• _EXERCISE REQUIREMENTS_
Locate each line in the records containing "label". Copy it.

• _PROVIDED DATA_
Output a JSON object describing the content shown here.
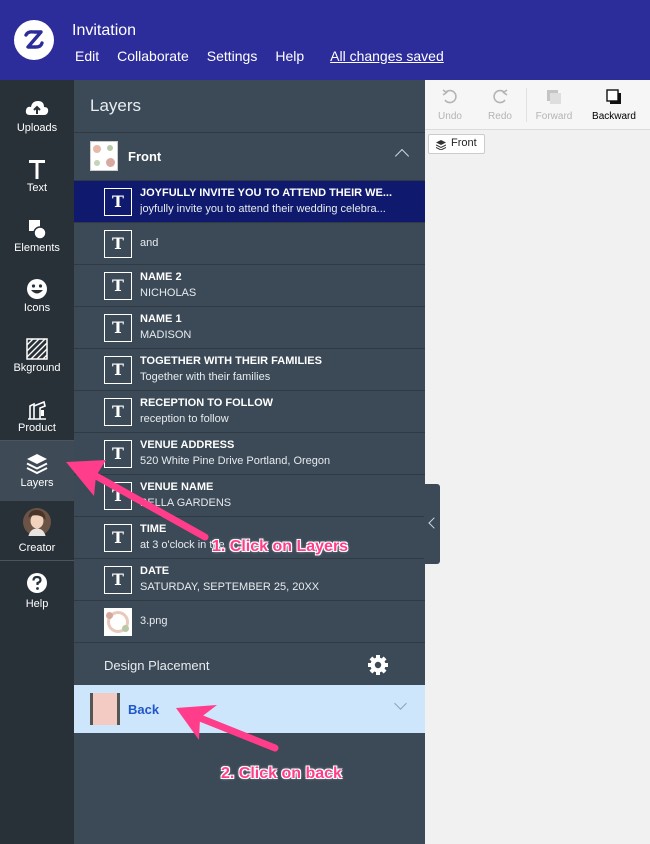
{
  "header": {
    "title": "Invitation",
    "menu": [
      "Edit",
      "Collaborate",
      "Settings",
      "Help"
    ],
    "status": "All changes saved"
  },
  "rail": {
    "items": [
      {
        "label": "Uploads",
        "icon": "cloud-upload-icon"
      },
      {
        "label": "Text",
        "icon": "text-icon"
      },
      {
        "label": "Elements",
        "icon": "elements-icon"
      },
      {
        "label": "Icons",
        "icon": "smiley-icon"
      },
      {
        "label": "Bkground",
        "icon": "background-icon"
      },
      {
        "label": "Product",
        "icon": "product-icon"
      },
      {
        "label": "Layers",
        "icon": "layers-icon",
        "active": true
      },
      {
        "label": "Creator",
        "icon": "creator-avatar"
      },
      {
        "label": "Help",
        "icon": "help-icon"
      }
    ]
  },
  "panel": {
    "title": "Layers",
    "front_group": "Front",
    "layers": [
      {
        "type": "text",
        "name": "JOYFULLY INVITE YOU TO ATTEND THEIR WE...",
        "content": "joyfully invite you to attend their wedding celebra...",
        "selected": true
      },
      {
        "type": "text",
        "name": "",
        "content": "and"
      },
      {
        "type": "text",
        "name": "NAME 2",
        "content": "NICHOLAS"
      },
      {
        "type": "text",
        "name": "NAME 1",
        "content": "MADISON"
      },
      {
        "type": "text",
        "name": "TOGETHER WITH THEIR FAMILIES",
        "content": "Together with their families"
      },
      {
        "type": "text",
        "name": "RECEPTION TO FOLLOW",
        "content": "reception to follow"
      },
      {
        "type": "text",
        "name": "VENUE ADDRESS",
        "content": "520 White Pine Drive Portland, Oregon"
      },
      {
        "type": "text",
        "name": "VENUE NAME",
        "content": "BELLA GARDENS"
      },
      {
        "type": "text",
        "name": "TIME",
        "content": "at 3 o'clock in the"
      },
      {
        "type": "text",
        "name": "DATE",
        "content": "SATURDAY, SEPTEMBER 25, 20XX"
      },
      {
        "type": "image",
        "name": "",
        "content": "3.png"
      }
    ],
    "design_placement": "Design Placement",
    "back_group": "Back"
  },
  "toolbar": {
    "undo": "Undo",
    "redo": "Redo",
    "forward": "Forward",
    "backward": "Backward"
  },
  "canvas": {
    "side_chip": "Front"
  },
  "annotations": {
    "step1": "1. Click on Layers",
    "step2": "2. Click on back",
    "color": "#ff3d8b"
  },
  "colors": {
    "header": "#2c2d9a",
    "rail": "#283038",
    "panel": "#3c4a57",
    "selected_layer": "#0f1a6e",
    "back_group": "#cde6fb"
  }
}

• _TASK SOLUTION_
        "label": "Uploads",
        "label": "Text",
        "label": "Elements",
        "label": "Icons",
        "label": "Bkground",
        "label": "Product",
        "label": "Layers",
        "label": "Creator",
        "label": "Help",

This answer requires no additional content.